■ Your task ■
Every record should be repeated exactly, except that pictures are left out.

■ Dataset rows ■
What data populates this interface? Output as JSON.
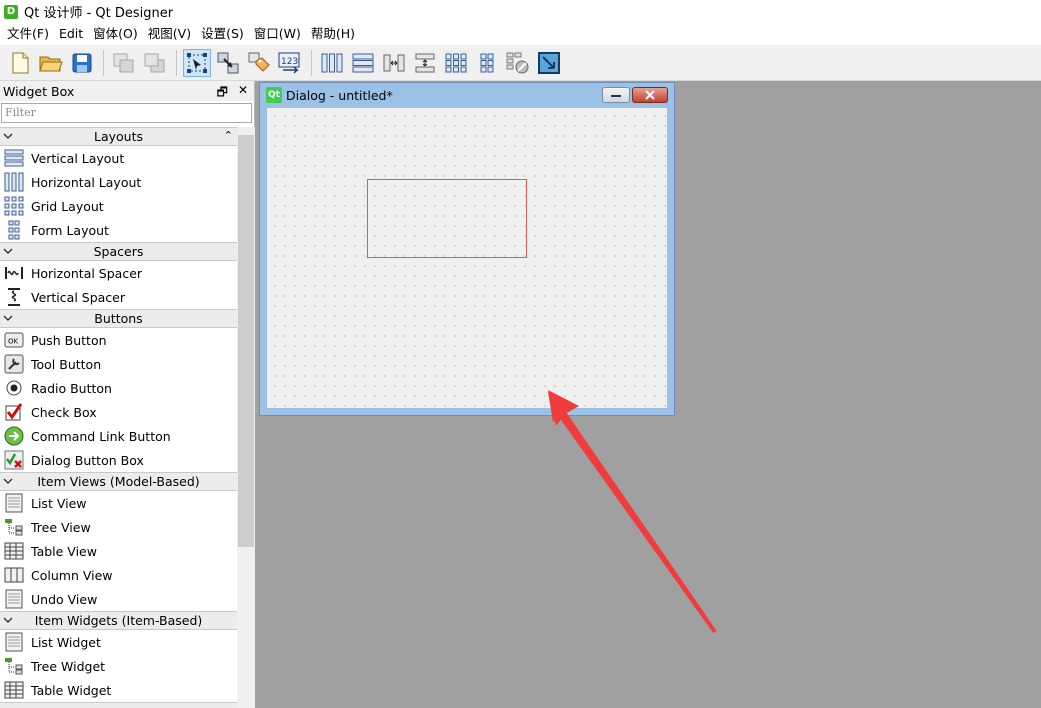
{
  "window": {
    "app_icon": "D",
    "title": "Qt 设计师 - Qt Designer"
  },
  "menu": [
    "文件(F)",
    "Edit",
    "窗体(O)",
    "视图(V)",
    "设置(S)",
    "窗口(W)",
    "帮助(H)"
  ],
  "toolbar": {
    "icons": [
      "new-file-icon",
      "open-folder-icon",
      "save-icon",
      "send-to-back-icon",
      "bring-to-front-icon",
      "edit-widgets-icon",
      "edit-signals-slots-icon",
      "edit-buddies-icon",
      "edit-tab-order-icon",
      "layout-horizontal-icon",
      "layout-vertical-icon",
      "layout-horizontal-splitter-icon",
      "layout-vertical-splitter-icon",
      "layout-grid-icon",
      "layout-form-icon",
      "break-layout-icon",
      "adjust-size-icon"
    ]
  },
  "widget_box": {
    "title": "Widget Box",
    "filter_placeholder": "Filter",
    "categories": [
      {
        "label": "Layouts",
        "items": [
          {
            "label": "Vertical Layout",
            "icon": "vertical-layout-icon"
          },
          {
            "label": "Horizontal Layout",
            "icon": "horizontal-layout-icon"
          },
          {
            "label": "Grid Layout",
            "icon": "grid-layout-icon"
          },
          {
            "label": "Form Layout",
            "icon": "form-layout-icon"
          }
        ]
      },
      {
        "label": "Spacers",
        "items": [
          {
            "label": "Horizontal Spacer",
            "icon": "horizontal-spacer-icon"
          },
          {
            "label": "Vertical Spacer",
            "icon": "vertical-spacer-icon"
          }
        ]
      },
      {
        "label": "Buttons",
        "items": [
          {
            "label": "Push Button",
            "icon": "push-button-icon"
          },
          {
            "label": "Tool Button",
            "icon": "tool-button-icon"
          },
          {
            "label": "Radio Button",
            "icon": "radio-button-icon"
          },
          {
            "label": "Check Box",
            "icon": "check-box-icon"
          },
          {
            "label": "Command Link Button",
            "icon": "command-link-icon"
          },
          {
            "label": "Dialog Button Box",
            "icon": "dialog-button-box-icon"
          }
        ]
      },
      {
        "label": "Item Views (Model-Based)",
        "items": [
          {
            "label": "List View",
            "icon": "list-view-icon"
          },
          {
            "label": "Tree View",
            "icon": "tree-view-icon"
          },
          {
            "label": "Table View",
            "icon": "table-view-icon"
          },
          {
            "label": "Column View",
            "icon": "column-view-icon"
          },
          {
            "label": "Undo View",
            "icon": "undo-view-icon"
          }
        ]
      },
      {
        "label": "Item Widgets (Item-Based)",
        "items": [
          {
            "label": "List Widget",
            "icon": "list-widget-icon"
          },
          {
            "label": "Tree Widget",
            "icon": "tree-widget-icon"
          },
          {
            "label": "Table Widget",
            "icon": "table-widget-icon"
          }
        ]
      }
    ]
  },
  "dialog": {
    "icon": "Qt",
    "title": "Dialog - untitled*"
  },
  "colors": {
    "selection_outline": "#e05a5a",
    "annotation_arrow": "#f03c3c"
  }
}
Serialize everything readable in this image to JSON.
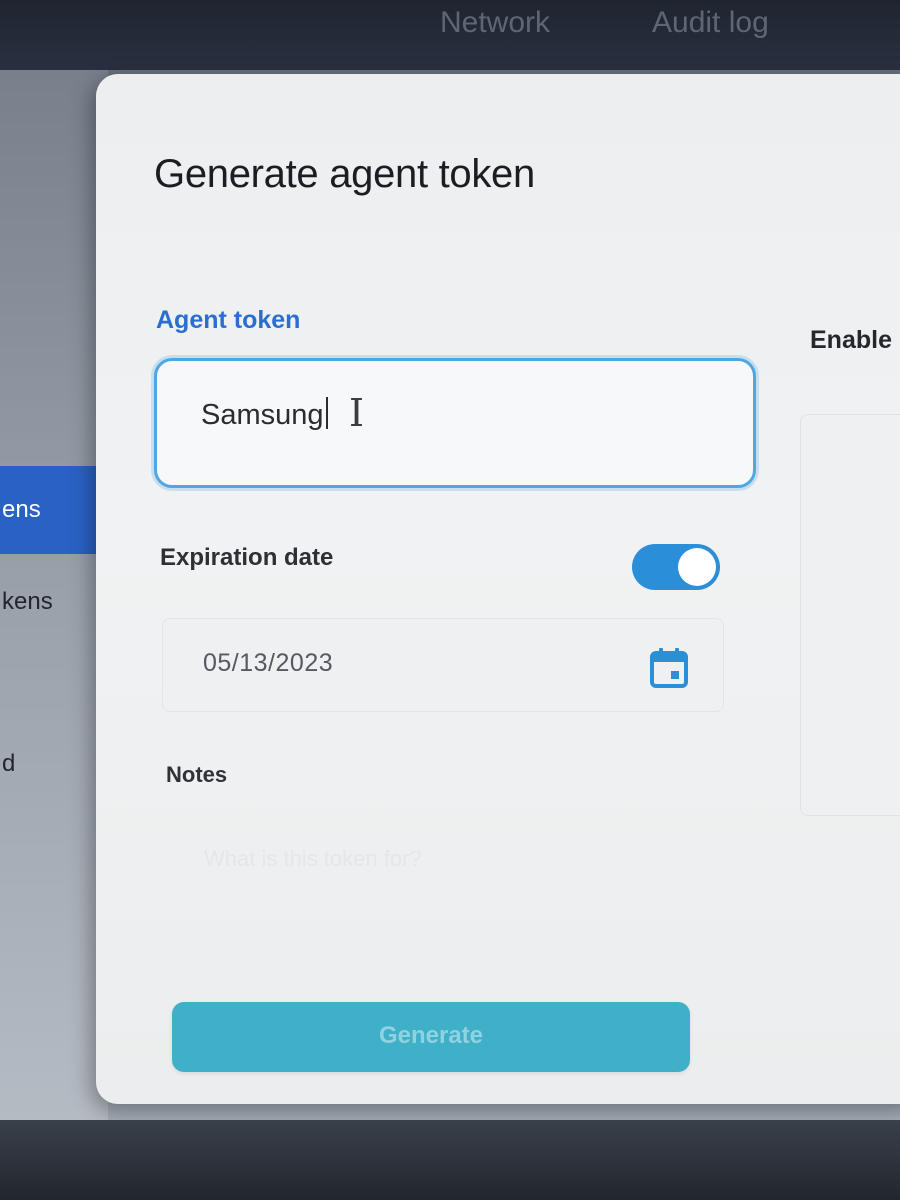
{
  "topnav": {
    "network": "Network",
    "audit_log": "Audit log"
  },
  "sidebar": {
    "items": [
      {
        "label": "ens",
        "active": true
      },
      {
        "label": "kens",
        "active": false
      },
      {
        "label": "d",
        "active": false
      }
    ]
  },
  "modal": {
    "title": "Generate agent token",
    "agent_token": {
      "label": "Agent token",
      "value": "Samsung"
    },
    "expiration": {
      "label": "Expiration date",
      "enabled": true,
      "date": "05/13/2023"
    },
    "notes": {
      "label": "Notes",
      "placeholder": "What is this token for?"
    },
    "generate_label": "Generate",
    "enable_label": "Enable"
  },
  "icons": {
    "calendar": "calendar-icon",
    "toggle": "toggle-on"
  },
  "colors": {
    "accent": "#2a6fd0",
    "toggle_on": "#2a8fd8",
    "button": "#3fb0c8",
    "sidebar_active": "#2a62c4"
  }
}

■ Exercise response ■
What data populates this interface? Output as JSON.
{
  "window": {
    "app_icon": "D",
    "title": "Qt 设计师 - Qt Designer"
  },
  "menu": [
    "文件(F)",
    "Edit",
    "窗体(O)",
    "视图(V)",
    "设置(S)",
    "窗口(W)",
    "帮助(H)"
  ],
  "toolbar": {
    "icons": [
      "new-file-icon",
      "open-folder-icon",
      "save-icon",
      "send-to-back-icon",
      "bring-to-front-icon",
      "edit-widgets-icon",
      "edit-signals-slots-icon",
      "edit-buddies-icon",
      "edit-tab-order-icon",
      "layout-horizontal-icon",
      "layout-vertical-icon",
      "layout-horizontal-splitter-icon",
      "layout-vertical-splitter-icon",
      "layout-grid-icon",
      "layout-form-icon",
      "break-layout-icon",
      "adjust-size-icon"
    ]
  },
  "widget_box": {
    "title": "Widget Box",
    "filter_placeholder": "Filter",
    "categories": [
      {
        "label": "Layouts",
        "items": [
          {
            "label": "Vertical Layout",
            "icon": "vertical-layout-icon"
          },
          {
            "label": "Horizontal Layout",
            "icon": "horizontal-layout-icon"
          },
          {
            "label": "Grid Layout",
            "icon": "grid-layout-icon"
          },
          {
            "label": "Form Layout",
            "icon": "form-layout-icon"
          }
        ]
      },
      {
        "label": "Spacers",
        "items": [
          {
            "label": "Horizontal Spacer",
            "icon": "horizontal-spacer-icon"
          },
          {
            "label": "Vertical Spacer",
            "icon": "vertical-spacer-icon"
          }
        ]
      },
      {
        "label": "Buttons",
        "items": [
          {
            "label": "Push Button",
            "icon": "push-button-icon"
          },
          {
            "label": "Tool Button",
            "icon": "tool-button-icon"
          },
          {
            "label": "Radio Button",
            "icon": "radio-button-icon"
          },
          {
            "label": "Check Box",
            "icon": "check-box-icon"
          },
          {
            "label": "Command Link Button",
            "icon": "command-link-icon"
          },
          {
            "label": "Dialog Button Box",
            "icon": "dialog-button-box-icon"
          }
        ]
      },
      {
        "label": "Item Views (Model-Based)",
        "items": [
          {
            "label": "List View",
            "icon": "list-view-icon"
          },
          {
            "label": "Tree View",
            "icon": "tree-view-icon"
          },
          {
            "label": "Table View",
            "icon": "table-view-icon"
          },
          {
            "label": "Column View",
            "icon": "column-view-icon"
          },
          {
            "label": "Undo View",
            "icon": "undo-view-icon"
          }
        ]
      },
      {
        "label": "Item Widgets (Item-Based)",
        "items": [
          {
            "label": "List Widget",
            "icon": "list-widget-icon"
          },
          {
            "label": "Tree Widget",
            "icon": "tree-widget-icon"
          },
          {
            "label": "Table Widget",
            "icon": "table-widget-icon"
          }
        ]
      }
    ]
  },
  "dialog": {
    "icon": "Qt",
    "title": "Dialog - untitled*"
  },
  "colors": {
    "selection_outline": "#e05a5a",
    "annotation_arrow": "#f03c3c"
  }
}
Serialize everything readable in this image to JSON.
{
  "topnav": {
    "network": "Network",
    "audit_log": "Audit log"
  },
  "sidebar": {
    "items": [
      {
        "label": "ens",
        "active": true
      },
      {
        "label": "kens",
        "active": false
      },
      {
        "label": "d",
        "active": false
      }
    ]
  },
  "modal": {
    "title": "Generate agent token",
    "agent_token": {
      "label": "Agent token",
      "value": "Samsung"
    },
    "expiration": {
      "label": "Expiration date",
      "enabled": true,
      "date": "05/13/2023"
    },
    "notes": {
      "label": "Notes",
      "placeholder": "What is this token for?"
    },
    "generate_label": "Generate",
    "enable_label": "Enable"
  },
  "icons": {
    "calendar": "calendar-icon",
    "toggle": "toggle-on"
  },
  "colors": {
    "accent": "#2a6fd0",
    "toggle_on": "#2a8fd8",
    "button": "#3fb0c8",
    "sidebar_active": "#2a62c4"
  }
}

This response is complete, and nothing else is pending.